— Begin MATERIALS PROVIDED —

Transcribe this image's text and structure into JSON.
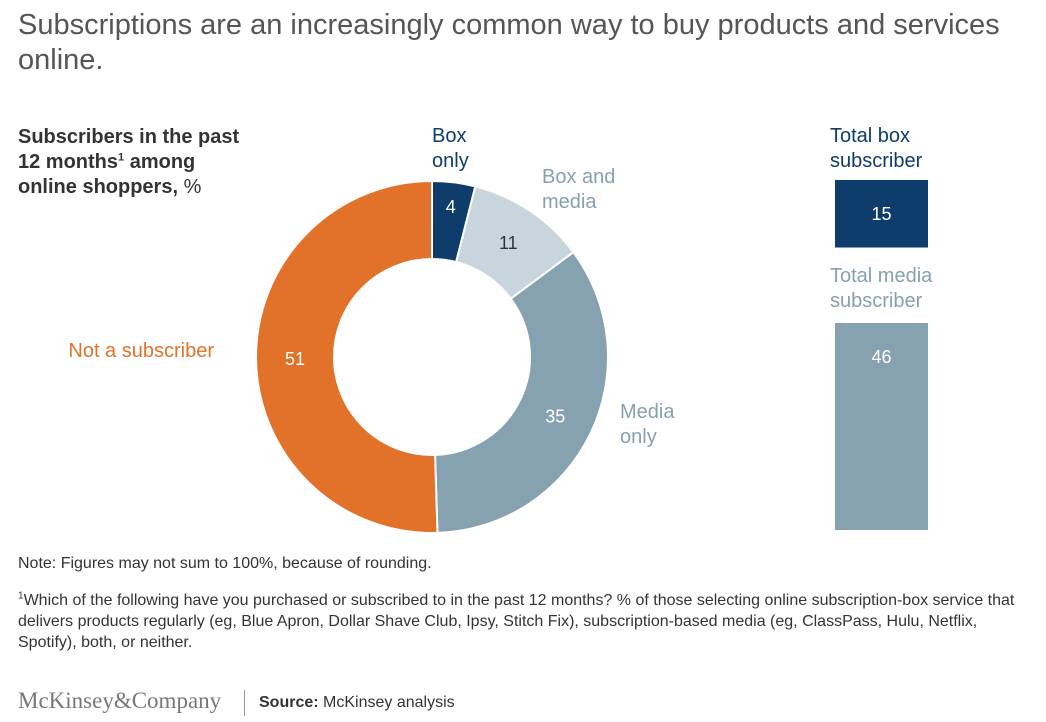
{
  "title": "Subscriptions are an increasingly common way to buy products and services online.",
  "subtitle": {
    "bold_line1": "Subscribers in the past",
    "bold_line2": "12 months",
    "superscript": "1",
    "bold_line2_rest": " among",
    "bold_line3": "online shoppers, ",
    "unit": "%"
  },
  "chart_data": [
    {
      "type": "pie",
      "subtype": "donut",
      "slices": [
        {
          "label_lines": [
            "Box",
            "only"
          ],
          "value": 4,
          "value_label": "4",
          "color": "#0e3d6b"
        },
        {
          "label_lines": [
            "Box and",
            "media"
          ],
          "value": 11,
          "value_label": "11",
          "color": "#c8d5dc"
        },
        {
          "label_lines": [
            "Media",
            "only"
          ],
          "value": 35,
          "value_label": "35",
          "color": "#86a1af"
        },
        {
          "label_lines": [
            "Not a subscriber"
          ],
          "value": 51,
          "value_label": "51",
          "color": "#e2722a"
        }
      ]
    },
    {
      "type": "bar",
      "bars": [
        {
          "label_lines": [
            "Total box",
            "subscriber"
          ],
          "value": 15,
          "value_label": "15",
          "color": "#0e3d6b",
          "label_color": "#0e3d6b"
        },
        {
          "label_lines": [
            "Total media",
            "subscriber"
          ],
          "value": 46,
          "value_label": "46",
          "color": "#86a1af",
          "label_color": "#86a1af"
        }
      ]
    }
  ],
  "note": "Note: Figures may not sum to 100%, because of rounding.",
  "footnote": {
    "marker": "1",
    "text": "Which of the following have you purchased or subscribed to in the past 12 months? % of those selecting online subscription-box service that delivers products regularly (eg, Blue Apron, Dollar Shave Club, Ipsy, Stitch Fix), subscription-based media (eg, ClassPass, Hulu, Netflix, Spotify), both, or neither."
  },
  "logo": "McKinsey&Company",
  "source": {
    "label": "Source:",
    "text": " McKinsey analysis"
  }
}
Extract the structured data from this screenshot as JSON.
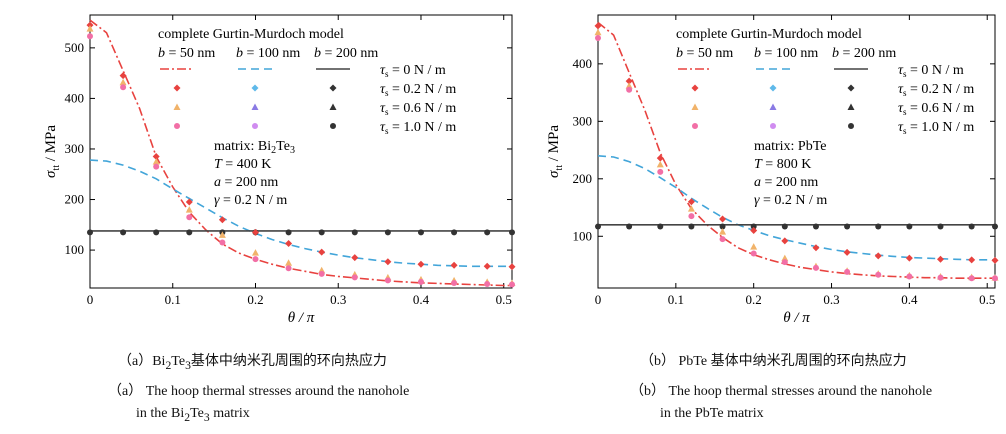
{
  "chart_data": [
    {
      "type": "line",
      "panel": "a",
      "model_title": "complete Gurtin-Murdoch model",
      "xlabel": "θ / π",
      "ylabel_symbol": "σ",
      "ylabel_subscript": "tt",
      "ylabel_unit": " / MPa",
      "xlim": [
        0,
        0.51
      ],
      "ylim": [
        25,
        565
      ],
      "xticks": [
        0,
        0.1,
        0.2,
        0.3,
        0.4,
        0.5
      ],
      "xtick_labels": [
        "0",
        "0.1",
        "0.2",
        "0.3",
        "0.4",
        "0.5"
      ],
      "yticks": [
        100,
        200,
        300,
        400,
        500
      ],
      "ytick_labels": [
        "100",
        "200",
        "300",
        "400",
        "500"
      ],
      "info": [
        "matrix: Bi₂Te₃",
        "T = 400 K",
        "a = 200 nm",
        "γ = 0.2 N / m"
      ],
      "legend_line_labels": [
        "b = 50 nm",
        "b = 100 nm",
        "b = 200 nm"
      ],
      "legend_marker_labels": [
        "τs = 0 N / m",
        "τs = 0.2 N / m",
        "τs = 0.6 N / m",
        "τs = 1.0 N / m"
      ],
      "x_markers": [
        0,
        0.04,
        0.08,
        0.12,
        0.16,
        0.2,
        0.24,
        0.28,
        0.32,
        0.36,
        0.4,
        0.44,
        0.48,
        0.51
      ],
      "lines": [
        {
          "x": [
            0,
            0.02,
            0.04,
            0.06,
            0.08,
            0.1,
            0.12,
            0.14,
            0.16,
            0.18,
            0.2,
            0.22,
            0.24,
            0.26,
            0.28,
            0.3,
            0.32,
            0.34,
            0.36,
            0.38,
            0.4,
            0.42,
            0.44,
            0.46,
            0.48,
            0.5,
            0.51
          ],
          "y": [
            555,
            530,
            455,
            380,
            285,
            225,
            175,
            140,
            112,
            94,
            82,
            72,
            64,
            58,
            52,
            48,
            45,
            42,
            39,
            37,
            35,
            34,
            33,
            32,
            31,
            30,
            30
          ]
        },
        {
          "x": [
            0,
            0.02,
            0.04,
            0.06,
            0.08,
            0.1,
            0.12,
            0.14,
            0.16,
            0.18,
            0.2,
            0.22,
            0.24,
            0.26,
            0.28,
            0.3,
            0.32,
            0.34,
            0.36,
            0.38,
            0.4,
            0.42,
            0.44,
            0.46,
            0.48,
            0.5,
            0.51
          ],
          "y": [
            278,
            276,
            268,
            256,
            241,
            221,
            202,
            183,
            164,
            147,
            133,
            121,
            111,
            103,
            96,
            90,
            85,
            81,
            77,
            74,
            72,
            70,
            69,
            68,
            68,
            68,
            68
          ]
        },
        {
          "x": [
            0,
            0.51
          ],
          "y": [
            138,
            138
          ]
        }
      ],
      "marker_series": [
        {
          "y": [
            135,
            135,
            135,
            135,
            135,
            135,
            135,
            135,
            135,
            135,
            135,
            135,
            135,
            135
          ]
        },
        {
          "y": [
            545,
            445,
            285,
            195,
            160,
            135,
            113,
            96,
            85,
            77,
            72,
            70,
            68,
            67
          ]
        },
        {
          "y": [
            538,
            432,
            275,
            180,
            130,
            95,
            75,
            60,
            52,
            46,
            42,
            40,
            37,
            35
          ]
        },
        {
          "y": [
            523,
            422,
            265,
            165,
            115,
            82,
            64,
            53,
            46,
            40,
            37,
            35,
            33,
            32
          ]
        }
      ],
      "colors": {
        "b50": "#e8423f",
        "b100": "#42a5d9",
        "b200": "#444444",
        "tau0": "#333333",
        "tau02": "#5fb9ea",
        "tau06": "#8a7ae4",
        "tau10": "#d08cf0",
        "red_dark": "#e8423f",
        "orange": "#f1b36a",
        "pink": "#f26fa6"
      }
    },
    {
      "type": "line",
      "panel": "b",
      "model_title": "complete Gurtin-Murdoch model",
      "xlabel": "θ / π",
      "ylabel_symbol": "σ",
      "ylabel_subscript": "tt",
      "ylabel_unit": " / MPa",
      "xlim": [
        0,
        0.51
      ],
      "ylim": [
        10,
        485
      ],
      "xticks": [
        0,
        0.1,
        0.2,
        0.3,
        0.4,
        0.5
      ],
      "xtick_labels": [
        "0",
        "0.1",
        "0.2",
        "0.3",
        "0.4",
        "0.5"
      ],
      "yticks": [
        100,
        200,
        300,
        400
      ],
      "ytick_labels": [
        "100",
        "200",
        "300",
        "400"
      ],
      "info": [
        "matrix: PbTe",
        "T = 800 K",
        "a = 200 nm",
        "γ = 0.2 N / m"
      ],
      "legend_line_labels": [
        "b = 50 nm",
        "b = 100 nm",
        "b = 200 nm"
      ],
      "legend_marker_labels": [
        "τs = 0 N / m",
        "τs = 0.2 N / m",
        "τs = 0.6 N / m",
        "τs = 1.0 N / m"
      ],
      "x_markers": [
        0,
        0.04,
        0.08,
        0.12,
        0.16,
        0.2,
        0.24,
        0.28,
        0.32,
        0.36,
        0.4,
        0.44,
        0.48,
        0.51
      ],
      "lines": [
        {
          "x": [
            0,
            0.02,
            0.04,
            0.06,
            0.08,
            0.1,
            0.12,
            0.14,
            0.16,
            0.18,
            0.2,
            0.22,
            0.24,
            0.26,
            0.28,
            0.3,
            0.32,
            0.34,
            0.36,
            0.38,
            0.4,
            0.42,
            0.44,
            0.46,
            0.48,
            0.5,
            0.51
          ],
          "y": [
            472,
            450,
            385,
            320,
            245,
            190,
            148,
            120,
            98,
            80,
            68,
            59,
            52,
            46,
            42,
            38,
            35,
            33,
            31,
            30,
            29,
            28,
            28,
            27,
            27,
            27,
            27
          ]
        },
        {
          "x": [
            0,
            0.02,
            0.04,
            0.06,
            0.08,
            0.1,
            0.12,
            0.14,
            0.16,
            0.18,
            0.2,
            0.22,
            0.24,
            0.26,
            0.28,
            0.3,
            0.32,
            0.34,
            0.36,
            0.38,
            0.4,
            0.42,
            0.44,
            0.46,
            0.48,
            0.5,
            0.51
          ],
          "y": [
            240,
            238,
            230,
            218,
            202,
            185,
            166,
            149,
            133,
            120,
            110,
            101,
            94,
            88,
            82,
            77,
            73,
            70,
            67,
            65,
            63,
            62,
            61,
            60,
            59,
            59,
            59
          ]
        },
        {
          "x": [
            0,
            0.51
          ],
          "y": [
            120,
            120
          ]
        }
      ],
      "marker_series": [
        {
          "y": [
            117,
            117,
            117,
            117,
            117,
            117,
            117,
            117,
            117,
            117,
            117,
            117,
            117,
            117
          ]
        },
        {
          "y": [
            466,
            370,
            236,
            160,
            130,
            110,
            92,
            80,
            72,
            66,
            62,
            60,
            59,
            58
          ]
        },
        {
          "y": [
            455,
            362,
            225,
            148,
            108,
            82,
            62,
            48,
            40,
            35,
            32,
            30,
            29,
            28
          ]
        },
        {
          "y": [
            445,
            355,
            212,
            135,
            95,
            70,
            55,
            45,
            38,
            33,
            30,
            28,
            27,
            27
          ]
        }
      ],
      "colors": {
        "b50": "#e8423f",
        "b100": "#42a5d9",
        "b200": "#444444",
        "tau0": "#333333",
        "tau02": "#5fb9ea",
        "tau06": "#8a7ae4",
        "tau10": "#d08cf0",
        "red_dark": "#e8423f",
        "orange": "#f1b36a",
        "pink": "#f26fa6"
      }
    }
  ],
  "captions": {
    "a_cn_prefix": "（a）",
    "a_cn_mat_base": "Bi",
    "a_cn_sub1": "2",
    "a_cn_mat_mid": "Te",
    "a_cn_sub2": "3",
    "a_cn_rest": "基体中纳米孔周围的环向热应力",
    "a_en_line1": "（a） The hoop thermal stresses around the nanohole",
    "a_en_line2_pre": "in the Bi",
    "a_en_sub1": "2",
    "a_en_mid": "Te",
    "a_en_sub2": "3",
    "a_en_post": " matrix",
    "b_cn": "（b） PbTe 基体中纳米孔周围的环向热应力",
    "b_en_line1": "（b） The hoop thermal stresses around the nanohole",
    "b_en_line2": "in the PbTe matrix"
  }
}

— End MATERIALS PROVIDED —

> [WHAT IS BEING ASKED]:
Identify which lines contain the word "past" and copy each one.

> [EXERCISE OUTPUT]:
    "bold_line1": "Subscribers in the past",
    "text": "Which of the following have you purchased or subscribed to in the past 12 months? % of those selecting online subscription-box service that delivers products regularly (eg, Blue Apron, Dollar Shave Club, Ipsy, Stitch Fix), subscription-based media (eg, ClassPass, Hulu, Netflix, Spotify), both, or neither."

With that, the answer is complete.